TASK SET:
**A)** Transcribe the passage of the article on confidence in Liberia's health system that begins at the words "In a recent" and stops after "the health system.".
**B)** Pick up the article on confidence in Liberia's health system after its last sentence and continue it.

Missing: confidence in Liberia’s health system

by Margaret E. Kruk, Associate Professor, Columbia University Mailman School of Public Health

“Fear of Ebola breeds a terror of physicians” proclaimed an article in the New York Times recently, observing that sick people in rural areas were more comfortable with seeking help from traditional healers than health system workers. Panicked citizens in Monrovia’s West Point slum overran health centers, looting equipment and demanding that a clinic for Ebola victims be shut down. This reaction is a product of misinformation about the role of health workers in spreading disease and despair about the absence of a cure, but also reflects a deeper lack of confidence in the country’s health system.

In a recent paper, “Can the health system deliver? Determinants of rural Liberians’ confidence in health care”, my colleagues Theodore Svoronos and Rose Jallah Macauley, and I, wrote about the results of a 2008 community survey we conducted in Nimba County — a rural area ravaged by war, north of Monrovia — and one of the areas currently affected by the Ebola outbreak. The survey was designed in collaboration with the Ministry of Health and Social Welfare, which was interested in gaining feedback from the population on its reconstruction of the health system.

Stored items from a collection
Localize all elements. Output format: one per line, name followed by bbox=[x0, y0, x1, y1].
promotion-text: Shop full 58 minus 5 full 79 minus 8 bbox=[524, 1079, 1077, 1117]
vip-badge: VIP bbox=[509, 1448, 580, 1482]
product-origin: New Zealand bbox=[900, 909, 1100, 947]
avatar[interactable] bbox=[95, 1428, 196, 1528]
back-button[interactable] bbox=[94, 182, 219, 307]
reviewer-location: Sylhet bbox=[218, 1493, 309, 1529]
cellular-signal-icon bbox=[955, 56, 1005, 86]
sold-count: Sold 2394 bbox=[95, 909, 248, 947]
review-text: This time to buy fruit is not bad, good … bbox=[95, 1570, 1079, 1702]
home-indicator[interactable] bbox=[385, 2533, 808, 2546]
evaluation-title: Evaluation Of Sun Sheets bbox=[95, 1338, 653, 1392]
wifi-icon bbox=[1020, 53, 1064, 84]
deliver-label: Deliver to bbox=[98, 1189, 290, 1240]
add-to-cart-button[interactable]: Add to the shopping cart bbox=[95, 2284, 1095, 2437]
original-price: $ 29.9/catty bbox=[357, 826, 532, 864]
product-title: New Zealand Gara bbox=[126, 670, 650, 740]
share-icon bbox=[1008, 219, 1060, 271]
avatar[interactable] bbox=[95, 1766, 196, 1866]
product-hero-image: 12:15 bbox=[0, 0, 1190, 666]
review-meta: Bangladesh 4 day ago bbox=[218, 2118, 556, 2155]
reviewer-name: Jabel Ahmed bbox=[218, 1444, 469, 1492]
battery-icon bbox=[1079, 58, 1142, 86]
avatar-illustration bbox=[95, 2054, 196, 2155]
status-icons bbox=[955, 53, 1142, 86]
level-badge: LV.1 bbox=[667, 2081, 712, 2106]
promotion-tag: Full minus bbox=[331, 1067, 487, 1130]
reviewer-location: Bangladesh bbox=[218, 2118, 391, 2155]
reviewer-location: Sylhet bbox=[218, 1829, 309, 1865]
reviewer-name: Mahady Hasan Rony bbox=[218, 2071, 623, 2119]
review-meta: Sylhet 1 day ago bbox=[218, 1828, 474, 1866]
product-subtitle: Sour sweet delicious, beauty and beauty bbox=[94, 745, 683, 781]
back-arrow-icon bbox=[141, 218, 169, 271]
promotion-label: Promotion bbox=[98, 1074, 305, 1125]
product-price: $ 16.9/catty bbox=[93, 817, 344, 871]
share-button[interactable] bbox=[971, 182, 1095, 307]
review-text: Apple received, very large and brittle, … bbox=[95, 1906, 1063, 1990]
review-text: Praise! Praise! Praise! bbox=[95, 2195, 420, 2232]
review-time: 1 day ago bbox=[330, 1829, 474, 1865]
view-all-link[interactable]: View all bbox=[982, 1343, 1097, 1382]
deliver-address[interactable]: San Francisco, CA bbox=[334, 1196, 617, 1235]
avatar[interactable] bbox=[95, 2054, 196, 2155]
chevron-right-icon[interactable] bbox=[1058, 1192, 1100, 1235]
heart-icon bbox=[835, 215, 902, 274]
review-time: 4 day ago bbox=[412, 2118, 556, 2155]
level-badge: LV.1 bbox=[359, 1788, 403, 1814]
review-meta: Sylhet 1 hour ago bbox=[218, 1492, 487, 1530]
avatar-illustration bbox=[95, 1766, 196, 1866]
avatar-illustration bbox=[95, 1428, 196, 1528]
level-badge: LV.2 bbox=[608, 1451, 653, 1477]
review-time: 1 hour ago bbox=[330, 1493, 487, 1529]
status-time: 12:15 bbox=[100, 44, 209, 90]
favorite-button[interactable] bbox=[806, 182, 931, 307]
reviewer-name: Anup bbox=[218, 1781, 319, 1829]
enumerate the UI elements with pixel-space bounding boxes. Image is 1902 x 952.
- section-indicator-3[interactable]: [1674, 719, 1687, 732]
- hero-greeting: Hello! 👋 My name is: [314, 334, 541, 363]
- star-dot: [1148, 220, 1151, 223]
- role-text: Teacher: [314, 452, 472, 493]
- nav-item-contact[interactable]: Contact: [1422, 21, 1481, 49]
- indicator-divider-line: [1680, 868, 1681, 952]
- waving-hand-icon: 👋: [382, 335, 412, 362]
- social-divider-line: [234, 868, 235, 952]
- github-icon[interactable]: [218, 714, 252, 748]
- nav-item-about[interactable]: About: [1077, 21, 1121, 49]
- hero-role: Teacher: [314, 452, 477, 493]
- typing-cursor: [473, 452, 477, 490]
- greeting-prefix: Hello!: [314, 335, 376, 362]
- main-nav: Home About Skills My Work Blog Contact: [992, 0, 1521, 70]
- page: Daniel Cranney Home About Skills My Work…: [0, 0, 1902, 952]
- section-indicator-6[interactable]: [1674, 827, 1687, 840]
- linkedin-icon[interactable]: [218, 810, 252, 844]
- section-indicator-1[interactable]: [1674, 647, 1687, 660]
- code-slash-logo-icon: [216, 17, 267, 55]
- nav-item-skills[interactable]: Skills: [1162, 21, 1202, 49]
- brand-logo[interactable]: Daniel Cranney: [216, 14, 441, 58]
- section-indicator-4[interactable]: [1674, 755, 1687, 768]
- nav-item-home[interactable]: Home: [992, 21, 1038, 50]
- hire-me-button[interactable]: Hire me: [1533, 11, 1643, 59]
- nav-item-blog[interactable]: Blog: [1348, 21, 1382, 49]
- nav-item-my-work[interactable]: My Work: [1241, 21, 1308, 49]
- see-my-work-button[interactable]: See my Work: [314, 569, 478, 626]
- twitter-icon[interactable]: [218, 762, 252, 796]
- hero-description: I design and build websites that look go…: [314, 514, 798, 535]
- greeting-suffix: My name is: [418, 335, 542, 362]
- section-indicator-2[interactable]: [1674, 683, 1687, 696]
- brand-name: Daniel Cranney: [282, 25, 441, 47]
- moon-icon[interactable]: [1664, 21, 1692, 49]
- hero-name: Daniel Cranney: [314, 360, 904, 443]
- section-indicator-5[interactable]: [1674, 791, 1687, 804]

ANSWERS:
**A)**
In a recent paper, “Can the health system deliver? Determinants of rural Liberians’ confidence in health care”, my colleagues Theodore Svoronos and Rose Jallah Macauley, and I, wrote about the results of a 2008 community survey we conducted in Nimba County — a rural area ravaged by war, north of Monrovia — and one of the areas currently affected by the Ebola outbreak. The survey was designed in collaboration with the Ministry of Health and Social Welfare, which was interested in gaining feedback from the population on its reconstruction of the health system.

**B)**
In the survey, we asked about villagers’ use of health care and their expectations of the health system. One of the questions was: ‘If you or your child is very sick tomorrow, can you get the health care you need?”— a measure of confidence in the health system’s emergency response capacity. Measuring confidence in health care matters because the health system is a core part of the social safety net so this gives important feedback to policymakers. Confidence in the system may also encourage people to seek care for life-saving services in future — such as in an epidemic outbreak.

In our study we found that only half of the 1434 respondents (men and women over age 18) reported being confident that the health system can respond if they or their child became very ill. People with past trauma exposure in the war — exceedingly common in Liberia — had lower levels of trust in the system as did people who frequently visited traditional healers. Men and women with some education were more likely to have faith in the system compared to those without any education, perhaps because they understood better the value of formal health care and were able to search out effective services.

We also found that people who were dissatisfied with their last visit to a health clinic had lower confidence in the capacity of the health system to respond to serious illness — even if their clinic was relatively nearby and had a modicum of staff and functioning equipment. In other words, confidence was born of the care experience and not the typical markers of health care coverage — distance to users and supply of equipment.

How does this apply to the current Ebola crisis? For one, it may explain the population’s reluctance to seek care from doctors and nurses. The Liberian population has been traumatized by 14 years of civil war and most people have only experienced the most basic health services, typically in rudimentary facilities. A young mother with a raging fever may simply not have the foundation of trust in health care to propel her to seek help from her local clinic. And she will have no trust in the care offered by foreigners in white space suits.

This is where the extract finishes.